Ausgewählter Textauszug:
Liebe Elly, Bomi und Roby,

Am Samstag Abend 5 Uhr bin ich in Monlevade angekommen. Die Fahrt wurde mit zwei Autos ab Belo-Horiz. um 9:00 Uhr gestartet. Kurvenreiche Strasse, wenn man dies Strasse nennen kann. Bis Sabara nichts wie kahle Hügel, so weit das Auge sehen kann. Die Landschaft stimmt einen richtig traurig. Kleine Zwischenstation in Sabará, ein kleines Werk wo ich nicht hausen möchte. Das einzige was hier schön ist, das ist die Besitzung von Herrn Scharlé. Herrlich gelungen ist diese Villa mit grosser Parkanlage, das einzige Schöne von Sabara. Weiterfahrt nach Santa Barbara, wo mir die Anschaffung von H Jait[?] gezeigt wurde. Ein Bauernhaus in einer Flucht von Häusern gelegen, so unscheinbar, es wäre nicht im entferntesten Sinne, das was ich mir wünsche. Unser Haus in Wadgassen wird schöner. Nach 10 Minuten sind wir wieder in

Monlevade wurde mir gesagt, nachdem wir von St. Barbara noch etwa 2 Stunden gefahren waren. Hinter uns stets eine Staubwolke wie wenn es brennen würde. Jetzt tauchten die ersten Wälder auf. Landschaftlich der erste schöne Flocken, den ich von Rio aus gesehen.

Rio und Belo-Horizonte sind grossartige Städte, doch möchte ich nicht in diesen Städten leben. Dann kam der erste Blick in den Talkessel mit Werk, Kirche und schmucken Häuschen von Monlevade.

Wenn man auf der ganzen Reise nichts wie trostlose Landschaft mit dann und wann einen weidenden Rind gesehen hat, Rinder etwas grösser wie unser Barry, dann freut sich das Auge beim Anblick von Monlevade.

Herr Ensch hat hier eine Werkstatt, da kann man nur staunen. Heute habe ich und Herrn Loutsch, welcher jetzt die Direktion hat, das Werk besichtigt. Es ist eine schöne Anlage.

Die Hochöfen 4 sind Miniatur-Hochöfen, Ausführung wie in Burbach nach dem Format 1:2,

Hochwerk, Walzwerk und Werkstätten sind moderne Anlagen. Was das Walzwerk betrifft so sind die Oefe der Blöcke 4 3 geteilte Gruppen mit 16 Zellen - Regenerativ Anwendung d.h. Gas und Lufterwärmung für 3 Blöcke 1a zur Vor.?..ofen mit Mazut (masoute) für kalte Blöcke. Der Block 2 war nicht in Betrieb, sehe ich erst morgen.

Eine moderne Drahtstrasse wie in Schifflingen 300er und 600er Str. doch weniger modern. Hier gibt es noch manche dicke Nuss zu knacken. Gas und Bandstrasse werde ich morgen sehen. Ich wohne hier im Kasino. Zwei Zimmer, sauber mit einer Kost, welche mich hier über 2 Zentner bringen wird. Beide Zimmer d.h. ein Schlafzimmer und ein Büro  mit dazwischen eigenem Badezimmer sind für Chef de service Dr. Demuth. Hier sind alle Dr. auch wenn nicht promoviert. Alles was Universitätsstudien hinter sich hat, ist für die Brasilianer Dr., zwecklos sich dagegen aufzulehnen.

Aufgaben und Übungen:
1. Schreiben Sie aus dem Brief aus Monlevade den Abschnitt wortgetreu ab. Beginnen Sie bei den Worten „Rio und Belo-Horizonte“ und hören Sie nach „Häuschen von Monlevade.“ auf.
2. Zählen Sie alle Ortsnamen auf, die im Brief aus Monlevade genannt werden.

Dargestellte Informationen:

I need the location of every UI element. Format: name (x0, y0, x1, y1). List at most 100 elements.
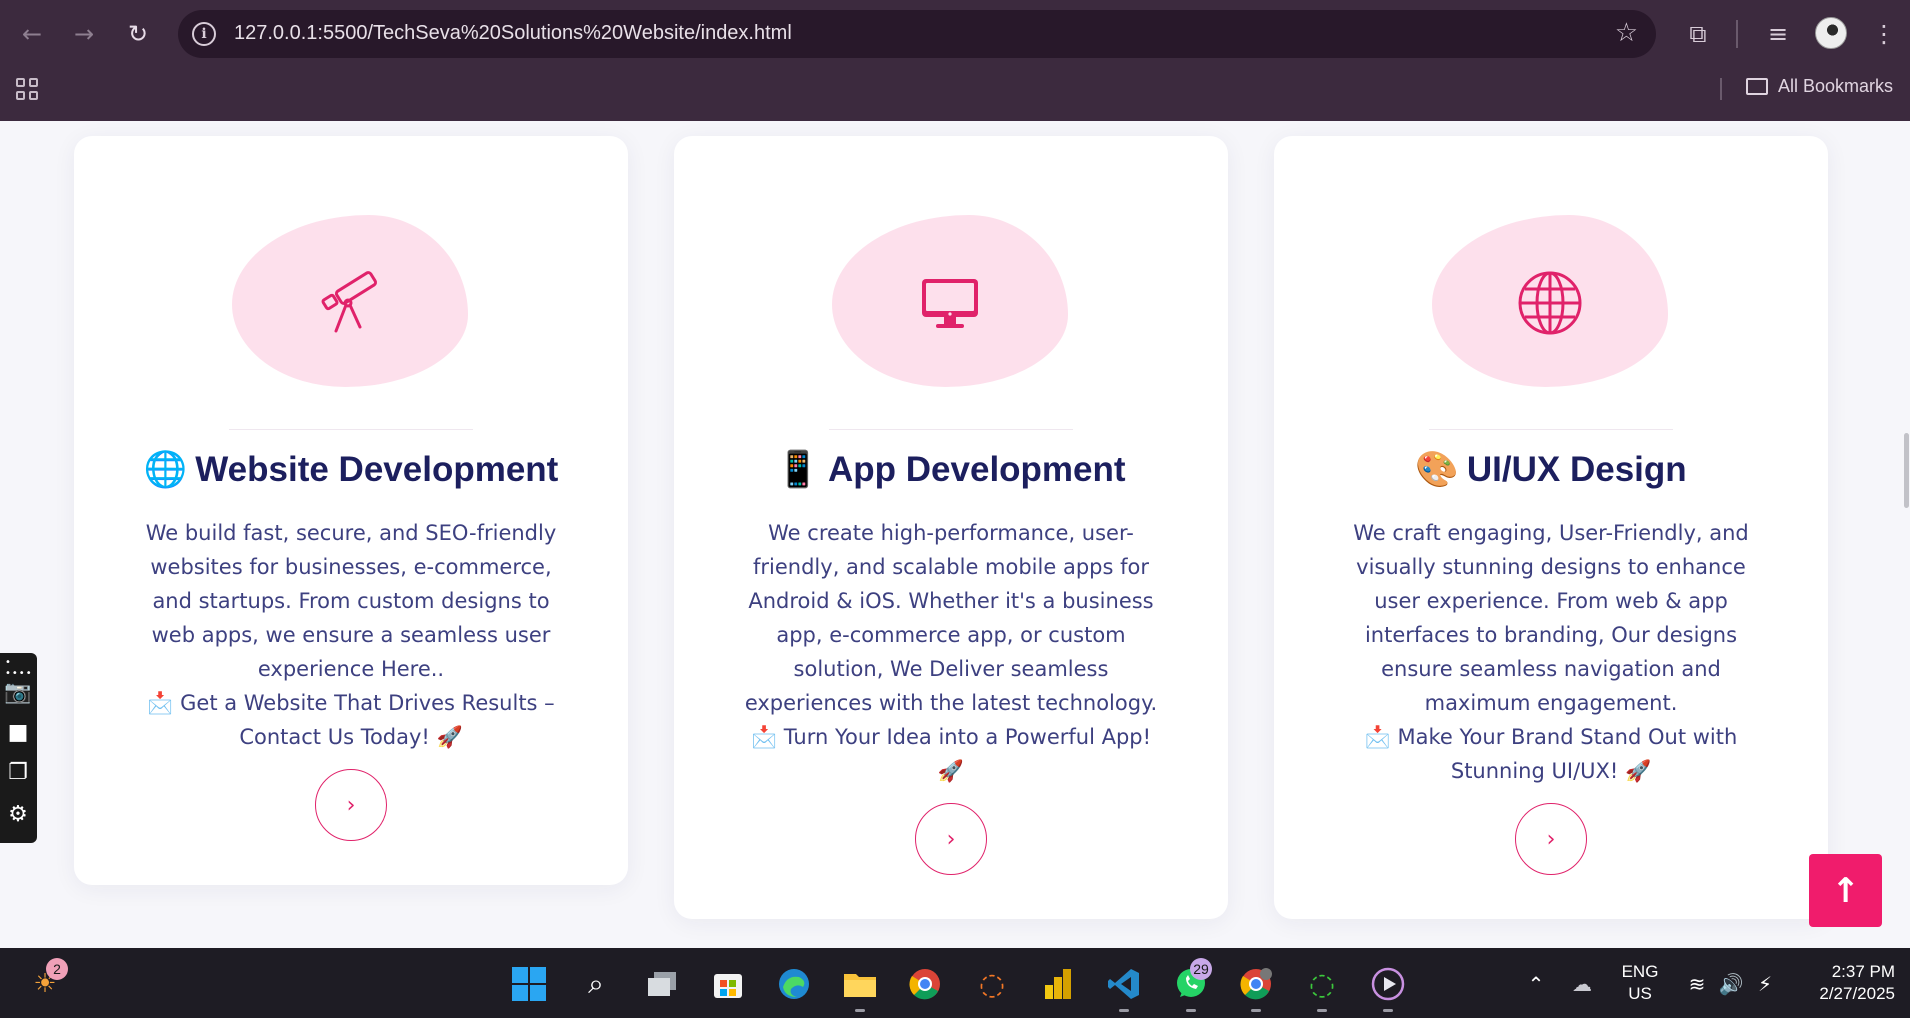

Lösungen der Aufgaben:
1.
Rio und Belo-Horizonte sind grossartige Städte, doch möchte ich nicht in diesen Städten leben. Dann kam der erste Blick in den Talkessel mit Werk, Kirche und schmucken Häuschen von Monlevade.

2. Monlevade, Belo-Horizonte, Sabará, Santa Barbara, Wadgassen, Rio, Burbach, Schifflingen